* Aim of the task
Write only the number of lines holding the string "должностного".

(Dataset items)
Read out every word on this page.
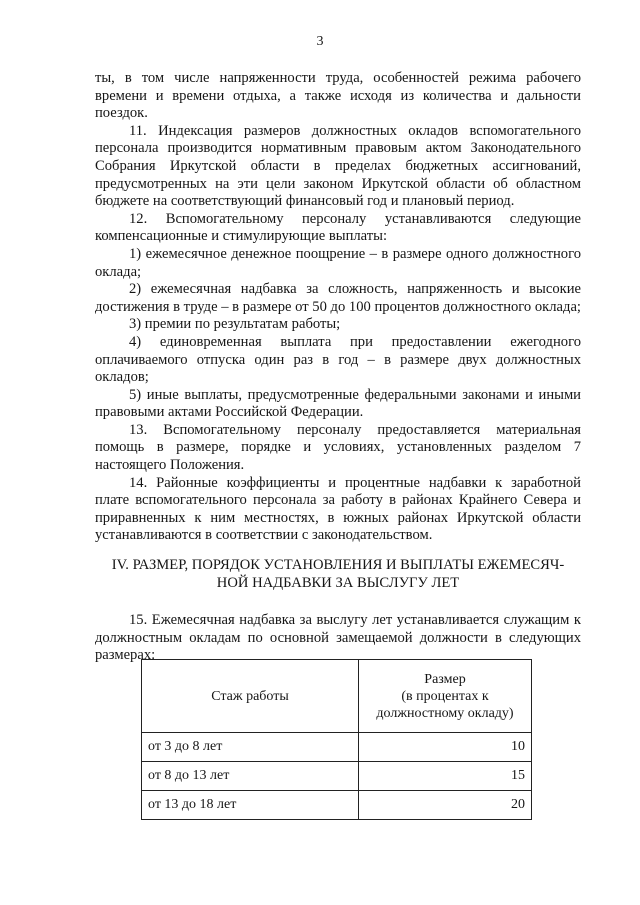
3

ты, в том числе напряженности труда, особенностей режима рабочего времени и времени отдыха, а также исходя из количества и дальности поездок.

11. Индексация размеров должностных окладов вспомогательного персонала производится нормативным правовым актом Законодательного Собрания Иркутской области в пределах бюджетных ассигнований, предусмотренных на эти цели законом Иркутской области об областном бюджете на соответствующий финансовый год и плановый период.

12. Вспомогательному персоналу устанавливаются следующие компенсационные и стимулирующие выплаты:

1) ежемесячное денежное поощрение – в размере одного должностного оклада;

2) ежемесячная надбавка за сложность, напряженность и высокие достижения в труде – в размере от 50 до 100 процентов должностного оклада;

3) премии по результатам работы;

4) единовременная выплата при предоставлении ежегодного оплачиваемого отпуска один раз в год – в размере двух должностных окладов;

5) иные выплаты, предусмотренные федеральными законами и иными правовыми актами Российской Федерации.

13. Вспомогательному персоналу предоставляется материальная помощь в размере, порядке и условиях, установленных разделом 7 настоящего Положения.

14. Районные коэффициенты и процентные надбавки к заработной плате вспомогательного персонала за работу в районах Крайнего Севера и приравненных к ним местностях, в южных районах Иркутской области устанавливаются в соответствии с законодательством.

IV. РАЗМЕР, ПОРЯДОК УСТАНОВЛЕНИЯ И ВЫПЛАТЫ ЕЖЕМЕСЯЧ-
НОЙ НАДБАВКИ ЗА ВЫСЛУГУ ЛЕТ

15. Ежемесячная надбавка за выслугу лет устанавливается служащим к должностным окладам по основной замещаемой должности в следующих размерах:

Стаж работы	Размер
(в процентах к
должностному окладу)

от 3 до 8 лет	10
от 8 до 13 лет	15
от 13 до 18 лет	20
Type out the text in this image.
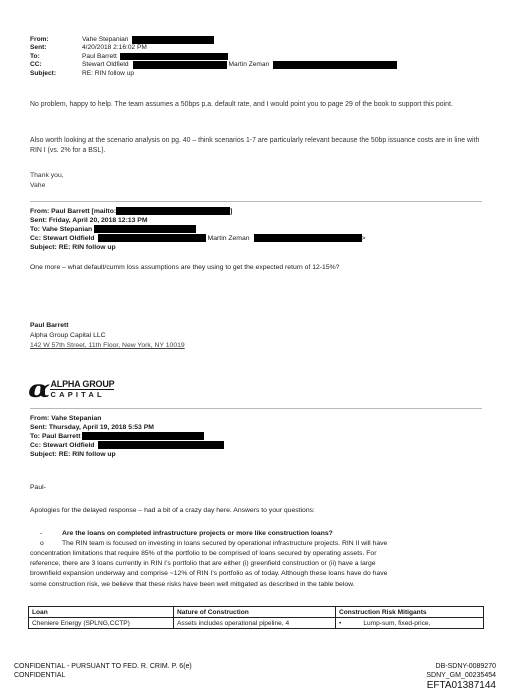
From:	Vahe Stepanian
Sent:	4/20/2018 2:16:02 PM
To:	Paul Barrett
CC:	Stewart Oldfield	Martin Zeman
Subject:	RE: RIN follow up
No problem, happy to help. The team assumes a 50bps p.a. default rate, and I would point you to page 29 of the book to support this point.
Also worth looking at the scenario analysis on pg. 40 – think scenarios 1-7 are particularly relevant because the 50bp issuance costs are in line with RIN I (vs. 2% for a BSL).
Thank you,
Vahe
From: Paul Barrett [mailto:	]
Sent: Friday, April 20, 2018 12:13 PM
To: Vahe Stepanian
Cc: Stewart Oldfield	Martin Zeman	>
Subject: RE: RIN follow up
One more – what default/cumm loss assumptions are they using to get the expected return of 12-15%?
Paul Barrett
Alpha Group Capital LLC
142 W 57th Street, 11th Floor, New York, NY 10019
α ALPHA GROUP
CAPITAL
From: Vahe Stepanian
Sent: Thursday, April 19, 2018 5:53 PM
To: Paul Barrett
Cc: Stewart Oldfield
Subject: RE: RIN follow up
Paul-
Apologies for the delayed response – had a bit of a crazy day here. Answers to your questions:
-	Are the loans on completed infrastructure projects or more like construction loans?
o	The RIN team is focused on investing in loans secured by operational infrastructure projects. RIN II will have
concentration limitations that require 85% of the portfolio to be comprised of loans secured by operating assets. For
reference, there are 3 loans currently in RIN I’s portfolio that are either (i) greenfield construction or (ii) have a large
brownfield expansion underway and comprise ~12% of RIN I’s portfolio as of today. Although these loans have do have
some construction risk, we believe that these risks have been well mitigated as described in the table below.
Loan	Nature of Construction	Construction Risk Mitigants
Cheniere Energy (SPLNG,CCTP)	Assets includes operational pipeline, 4	• Lump-sum, fixed-price,
CONFIDENTIAL - PURSUANT TO FED. R. CRIM. P. 6(e)
CONFIDENTIAL
DB-SDNY-0089270
SDNY_GM_00235454
EFTA01387144
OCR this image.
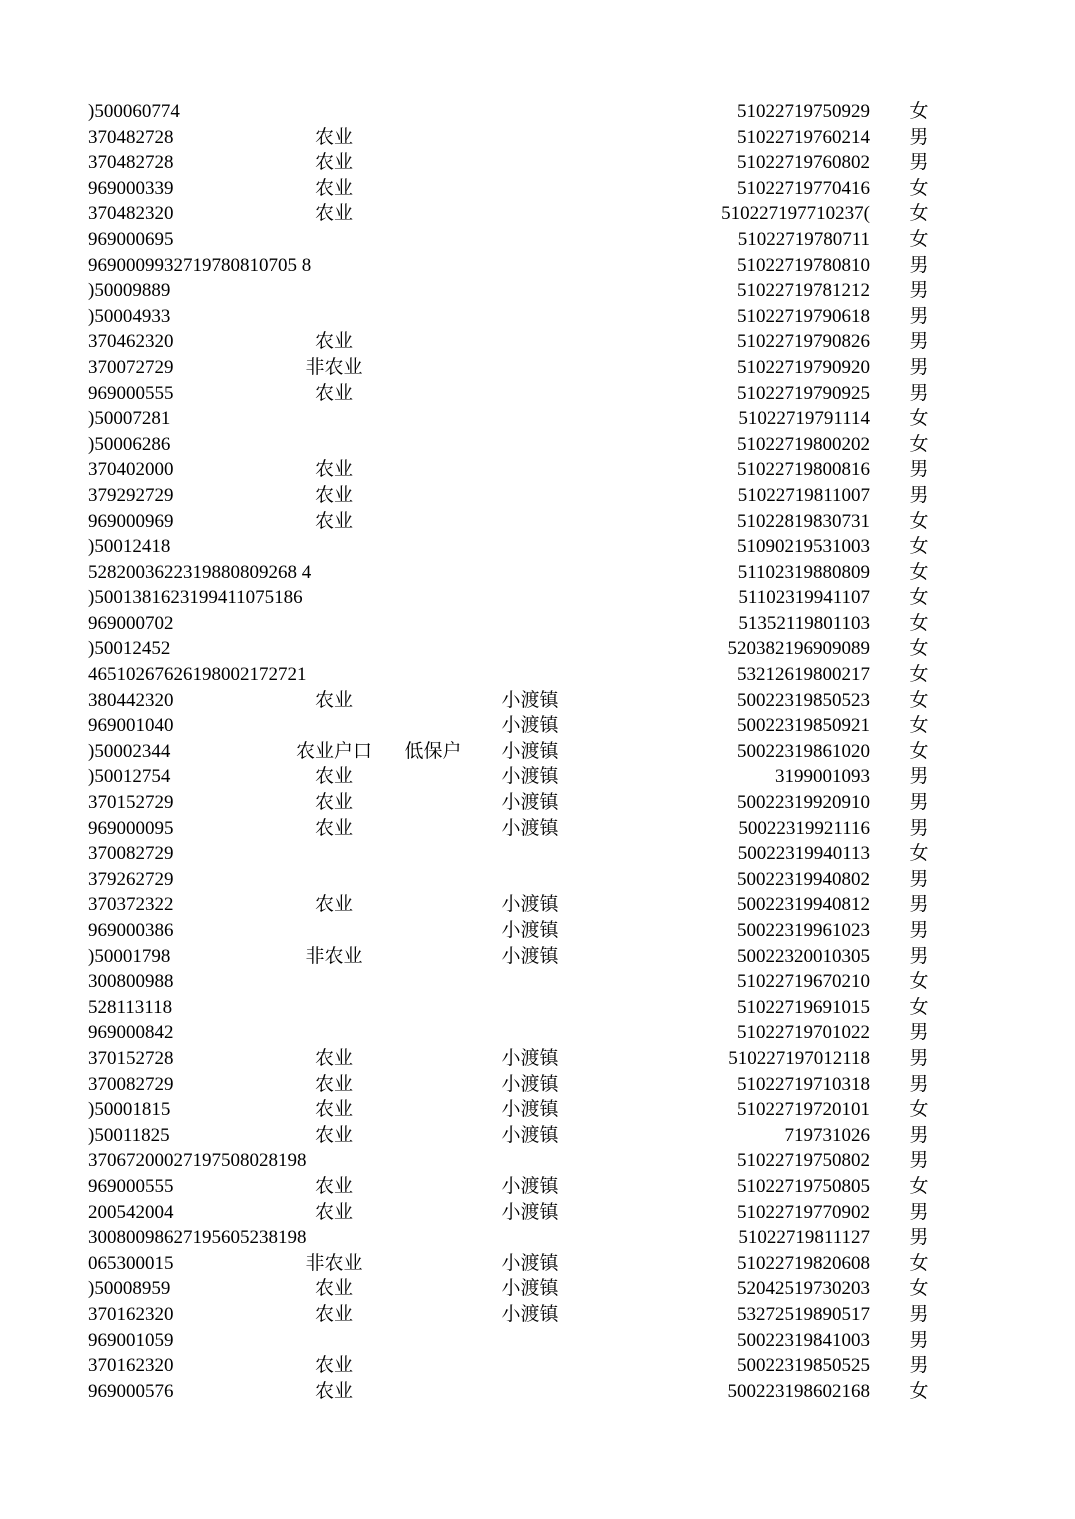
)500060774	51022719750929 女
370482728	农业	51022719760214 男
370482728	农业	51022719760802 男
969000339	农业	51022719770416 女
370482320	农业	510227197710237( 女
969000695	51022719780711 女
9690009932719780810705 8	51022719780810 男
)50009889	51022719781212 男
)50004933	51022719790618 男
370462320	农业	51022719790826 男
370072729	非农业	51022719790920 男
969000555	农业	51022719790925 男
)50007281	51022719791114 女
)50006286	51022719800202 女
370402000	农业	51022719800816 男
379292729	农业	51022719811007 男
969000969	农业	51022819830731 女
)50012418	51090219531003 女
5282003622319880809268 4	51102319880809 女
)5001381623199411075186	51102319941107 女
969000702	51352119801103 女
)50012452	520382196909089 女
46510267626198002172721	53212619800217 女
380442320	农业	小渡镇	50022319850523 女
969001040	小渡镇	50022319850921 女
)50002344	农业户口	低保户	小渡镇	50022319861020 女
)50012754	农业	小渡镇	3199001093 男
370152729	农业	小渡镇	50022319920910 男
969000095	农业	小渡镇	50022319921116 男
370082729	50022319940113 女
379262729	50022319940802 男
370372322	农业	小渡镇	50022319940812 男
969000386	小渡镇	50022319961023 男
)50001798	非农业	小渡镇	50022320010305 男
300800988	51022719670210 女
528113118	51022719691015 女
969000842	51022719701022 男
370152728	农业	小渡镇	510227197012118 男
370082729	农业	小渡镇	51022719710318 男
)50001815	农业	小渡镇	51022719720101 女
)50011825	农业	小渡镇	719731026 男
37067200027197508028198	51022719750802 男
969000555	农业	小渡镇	51022719750805 女
200542004	农业	小渡镇	51022719770902 男
30080098627195605238198	51022719811127 男
065300015	非农业	小渡镇	51022719820608 女
)50008959	农业	小渡镇	52042519730203 女
370162320	农业	小渡镇	53272519890517 男
969001059	50022319841003 男
370162320	农业	50022319850525 男
969000576	农业	500223198602168 女
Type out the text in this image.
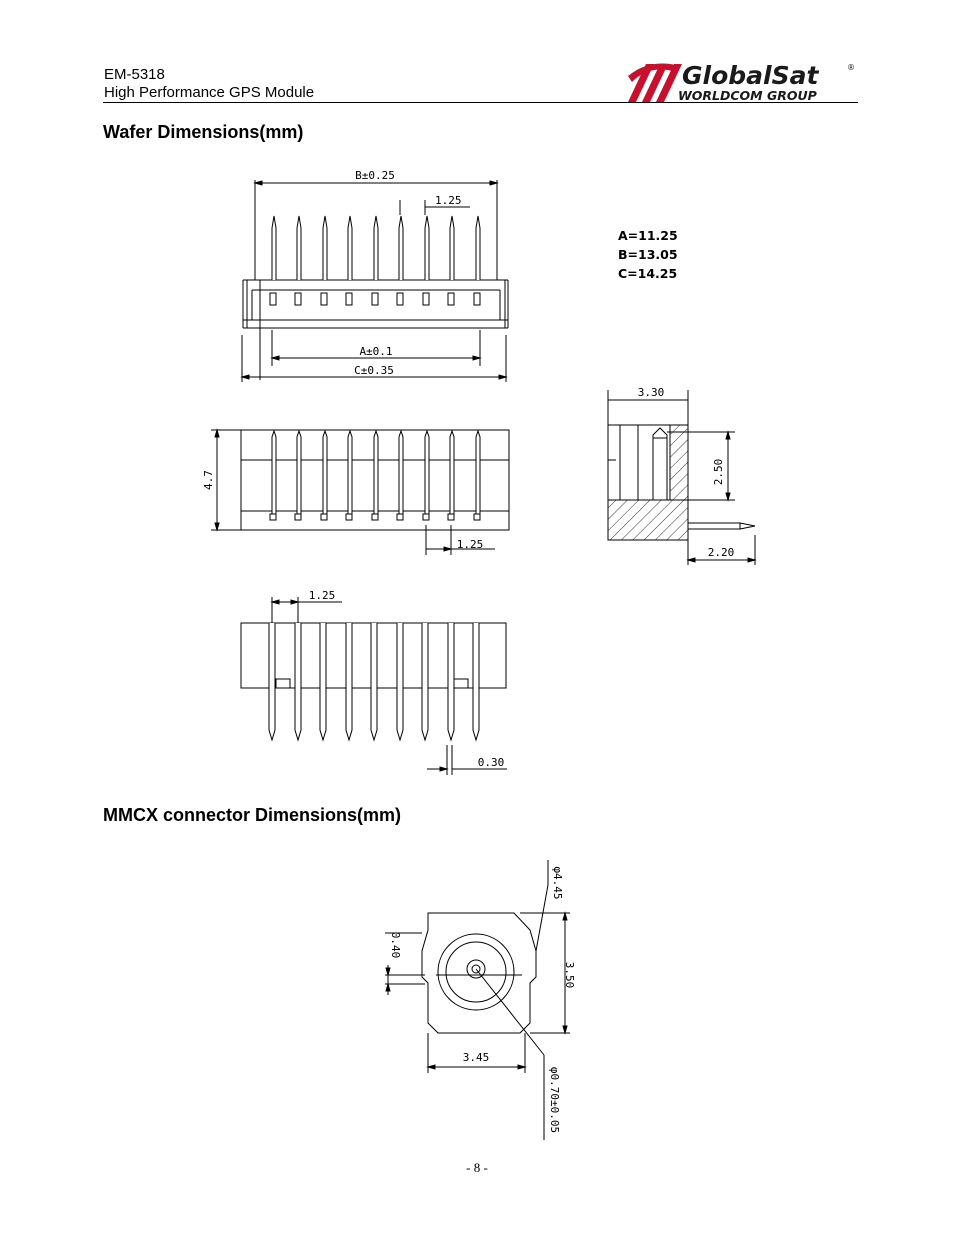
EM-5318
High Performance GPS Module
GlobalSat
WORLDCOM GROUP
®
Wafer Dimensions(mm)
B±0.25
1.25
A±0.1
C±0.35
A=11.25
B=13.05
C=14.25
4.7
1.25
3.30
2.50
2.20
1.25
0.30
MMCX connector Dimensions(mm)
φ4.45
0.40
3.50
3.45
φ0.70±0.05
- 8 -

* Written answer
2